**Task to complete**
Return every record exactly as written.

**Information supplied**
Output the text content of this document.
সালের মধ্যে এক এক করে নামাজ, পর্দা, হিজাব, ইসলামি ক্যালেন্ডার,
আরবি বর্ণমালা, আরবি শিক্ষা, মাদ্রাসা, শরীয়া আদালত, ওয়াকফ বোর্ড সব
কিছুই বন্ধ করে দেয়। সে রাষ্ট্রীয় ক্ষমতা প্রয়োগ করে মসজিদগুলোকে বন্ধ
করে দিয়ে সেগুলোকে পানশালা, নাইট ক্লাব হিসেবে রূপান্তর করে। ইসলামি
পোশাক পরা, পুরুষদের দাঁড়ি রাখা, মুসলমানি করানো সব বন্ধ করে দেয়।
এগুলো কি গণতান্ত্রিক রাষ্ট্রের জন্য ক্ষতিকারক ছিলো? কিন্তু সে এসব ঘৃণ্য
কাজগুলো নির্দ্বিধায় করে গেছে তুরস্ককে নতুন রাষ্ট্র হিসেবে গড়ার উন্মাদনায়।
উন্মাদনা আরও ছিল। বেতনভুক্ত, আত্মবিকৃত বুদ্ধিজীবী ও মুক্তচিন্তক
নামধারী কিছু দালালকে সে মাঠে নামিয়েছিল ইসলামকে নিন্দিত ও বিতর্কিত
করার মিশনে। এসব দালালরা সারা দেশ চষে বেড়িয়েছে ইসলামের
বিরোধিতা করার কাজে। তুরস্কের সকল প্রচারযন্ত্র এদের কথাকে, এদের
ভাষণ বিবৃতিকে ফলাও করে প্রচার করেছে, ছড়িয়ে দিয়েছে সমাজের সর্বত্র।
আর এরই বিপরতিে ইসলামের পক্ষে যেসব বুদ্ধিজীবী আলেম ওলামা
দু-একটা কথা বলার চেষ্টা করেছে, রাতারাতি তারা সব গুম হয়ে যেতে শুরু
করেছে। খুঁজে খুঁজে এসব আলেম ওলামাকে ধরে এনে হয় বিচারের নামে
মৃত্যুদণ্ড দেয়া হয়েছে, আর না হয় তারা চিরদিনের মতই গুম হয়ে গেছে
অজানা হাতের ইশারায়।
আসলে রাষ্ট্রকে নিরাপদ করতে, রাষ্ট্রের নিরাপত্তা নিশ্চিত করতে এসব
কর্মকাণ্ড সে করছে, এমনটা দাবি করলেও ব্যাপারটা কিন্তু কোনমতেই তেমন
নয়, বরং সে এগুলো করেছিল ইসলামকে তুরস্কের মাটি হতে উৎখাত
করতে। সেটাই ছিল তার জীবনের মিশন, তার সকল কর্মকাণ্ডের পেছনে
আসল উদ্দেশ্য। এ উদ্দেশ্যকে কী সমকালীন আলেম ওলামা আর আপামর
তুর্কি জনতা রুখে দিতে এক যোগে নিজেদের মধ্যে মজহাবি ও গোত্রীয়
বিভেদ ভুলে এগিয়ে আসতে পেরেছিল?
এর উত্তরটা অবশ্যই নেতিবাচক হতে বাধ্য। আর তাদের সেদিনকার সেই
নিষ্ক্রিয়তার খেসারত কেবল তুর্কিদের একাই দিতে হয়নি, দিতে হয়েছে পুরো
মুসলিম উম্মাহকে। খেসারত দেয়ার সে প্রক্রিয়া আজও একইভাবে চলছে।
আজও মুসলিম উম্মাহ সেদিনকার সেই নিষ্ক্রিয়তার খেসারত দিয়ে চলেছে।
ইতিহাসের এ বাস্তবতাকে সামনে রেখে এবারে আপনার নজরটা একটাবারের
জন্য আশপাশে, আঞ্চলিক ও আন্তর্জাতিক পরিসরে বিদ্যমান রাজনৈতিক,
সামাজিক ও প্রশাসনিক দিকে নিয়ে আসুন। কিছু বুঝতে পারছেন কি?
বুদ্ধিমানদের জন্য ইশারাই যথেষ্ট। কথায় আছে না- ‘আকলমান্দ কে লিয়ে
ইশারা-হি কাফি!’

**Complete response**
Output the text content of this document.
সালের মধ্যে এক এক করে নামাজ, পর্দা, হিজাব, ইসলামি ক্যালেন্ডার,
আরবি বর্ণমালা, আরবি শিক্ষা, মাদ্রাসা, শরীয়া আদালত, ওয়াকফ বোর্ড সব
কিছুই বন্ধ করে দেয়। সে রাষ্ট্রীয় ক্ষমতা প্রয়োগ করে মসজিদগুলোকে বন্ধ
করে দিয়ে সেগুলোকে পানশালা, নাইট ক্লাব হিসেবে রূপান্তর করে। ইসলামি
পোশাক পরা, পুরুষদের দাঁড়ি রাখা, মুসলমানি করানো সব বন্ধ করে দেয়।
এগুলো কি গণতান্ত্রিক রাষ্ট্রের জন্য ক্ষতিকারক ছিলো? কিন্তু সে এসব ঘৃণ্য
কাজগুলো নির্দ্বিধায় করে গেছে তুরস্ককে নতুন রাষ্ট্র হিসেবে গড়ার উন্মাদনায়।
উন্মাদনা আরও ছিল। বেতনভুক্ত, আত্মবিকৃত বুদ্ধিজীবী ও মুক্তচিন্তক
নামধারী কিছু দালালকে সে মাঠে নামিয়েছিল ইসলামকে নিন্দিত ও বিতর্কিত
করার মিশনে। এসব দালালরা সারা দেশ চষে বেড়িয়েছে ইসলামের
বিরোধিতা করার কাজে। তুরস্কের সকল প্রচারযন্ত্র এদের কথাকে, এদের
ভাষণ বিবৃতিকে ফলাও করে প্রচার করেছে, ছড়িয়ে দিয়েছে সমাজের সর্বত্র।
আর এরই বিপরতিে ইসলামের পক্ষে যেসব বুদ্ধিজীবী আলেম ওলামা
দু-একটা কথা বলার চেষ্টা করেছে, রাতারাতি তারা সব গুম হয়ে যেতে শুরু
করেছে। খুঁজে খুঁজে এসব আলেম ওলামাকে ধরে এনে হয় বিচারের নামে
মৃত্যুদণ্ড দেয়া হয়েছে, আর না হয় তারা চিরদিনের মতই গুম হয়ে গেছে
অজানা হাতের ইশারায়।
আসলে রাষ্ট্রকে নিরাপদ করতে, রাষ্ট্রের নিরাপত্তা নিশ্চিত করতে এসব
কর্মকাণ্ড সে করছে, এমনটা দাবি করলেও ব্যাপারটা কিন্তু কোনমতেই তেমন
নয়, বরং সে এগুলো করেছিল ইসলামকে তুরস্কের মাটি হতে উৎখাত
করতে। সেটাই ছিল তার জীবনের মিশন, তার সকল কর্মকাণ্ডের পেছনে
আসল উদ্দেশ্য। এ উদ্দেশ্যকে কী সমকালীন আলেম ওলামা আর আপামর
তুর্কি জনতা রুখে দিতে এক যোগে নিজেদের মধ্যে মজহাবি ও গোত্রীয়
বিভেদ ভুলে এগিয়ে আসতে পেরেছিল?
এর উত্তরটা অবশ্যই নেতিবাচক হতে বাধ্য। আর তাদের সেদিনকার সেই
নিষ্ক্রিয়তার খেসারত কেবল তুর্কিদের একাই দিতে হয়নি, দিতে হয়েছে পুরো
মুসলিম উম্মাহকে। খেসারত দেয়ার সে প্রক্রিয়া আজও একইভাবে চলছে।
আজও মুসলিম উম্মাহ সেদিনকার সেই নিষ্ক্রিয়তার খেসারত দিয়ে চলেছে।
ইতিহাসের এ বাস্তবতাকে সামনে রেখে এবারে আপনার নজরটা একটাবারের
জন্য আশপাশে, আঞ্চলিক ও আন্তর্জাতিক পরিসরে বিদ্যমান রাজনৈতিক,
সামাজিক ও প্রশাসনিক দিকে নিয়ে আসুন। কিছু বুঝতে পারছেন কি?
বুদ্ধিমানদের জন্য ইশারাই যথেষ্ট। কথায় আছে না- ‘আকলমান্দ কে লিয়ে
ইশারা-হি কাফি!’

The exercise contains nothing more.